### Exercise task:
How many of the lines contain the string "this"? Give the number, with no other words.

## begin The records

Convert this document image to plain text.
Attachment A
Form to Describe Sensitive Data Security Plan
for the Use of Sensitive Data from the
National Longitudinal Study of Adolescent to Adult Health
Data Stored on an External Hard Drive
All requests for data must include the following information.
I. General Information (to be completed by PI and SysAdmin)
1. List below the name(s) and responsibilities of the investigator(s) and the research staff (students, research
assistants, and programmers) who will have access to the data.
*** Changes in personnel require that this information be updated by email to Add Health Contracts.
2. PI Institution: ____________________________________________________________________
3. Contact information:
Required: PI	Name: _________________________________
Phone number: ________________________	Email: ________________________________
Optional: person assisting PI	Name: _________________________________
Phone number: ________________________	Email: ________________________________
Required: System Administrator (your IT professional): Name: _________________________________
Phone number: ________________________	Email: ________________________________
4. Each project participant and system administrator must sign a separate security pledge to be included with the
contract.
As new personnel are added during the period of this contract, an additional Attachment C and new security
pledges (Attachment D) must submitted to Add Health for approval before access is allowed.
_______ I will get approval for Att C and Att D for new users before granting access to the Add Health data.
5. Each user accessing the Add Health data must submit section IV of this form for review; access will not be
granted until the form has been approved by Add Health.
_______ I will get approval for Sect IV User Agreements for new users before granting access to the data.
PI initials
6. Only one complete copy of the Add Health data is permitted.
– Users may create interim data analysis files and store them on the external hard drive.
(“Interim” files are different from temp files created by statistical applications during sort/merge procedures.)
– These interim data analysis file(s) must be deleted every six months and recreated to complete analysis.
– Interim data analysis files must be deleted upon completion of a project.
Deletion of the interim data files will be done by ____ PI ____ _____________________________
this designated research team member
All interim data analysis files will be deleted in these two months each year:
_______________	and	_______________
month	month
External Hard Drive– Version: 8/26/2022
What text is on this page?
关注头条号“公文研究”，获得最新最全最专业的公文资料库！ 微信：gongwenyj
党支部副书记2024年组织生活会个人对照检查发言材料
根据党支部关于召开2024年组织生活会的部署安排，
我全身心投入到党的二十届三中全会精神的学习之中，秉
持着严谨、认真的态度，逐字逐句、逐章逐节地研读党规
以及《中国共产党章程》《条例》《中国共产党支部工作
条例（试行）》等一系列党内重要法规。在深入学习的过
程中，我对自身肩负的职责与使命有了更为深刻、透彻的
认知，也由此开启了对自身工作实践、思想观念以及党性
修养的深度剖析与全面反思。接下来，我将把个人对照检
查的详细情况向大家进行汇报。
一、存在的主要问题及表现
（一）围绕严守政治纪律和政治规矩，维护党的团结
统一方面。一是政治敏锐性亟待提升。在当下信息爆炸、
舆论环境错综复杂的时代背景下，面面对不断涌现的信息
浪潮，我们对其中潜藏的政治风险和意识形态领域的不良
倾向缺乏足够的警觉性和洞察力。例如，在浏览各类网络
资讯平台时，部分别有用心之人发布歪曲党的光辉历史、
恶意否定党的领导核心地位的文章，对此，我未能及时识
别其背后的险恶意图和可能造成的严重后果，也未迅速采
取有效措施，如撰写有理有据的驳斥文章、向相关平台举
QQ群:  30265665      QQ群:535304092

## end The records

### Correct output:
6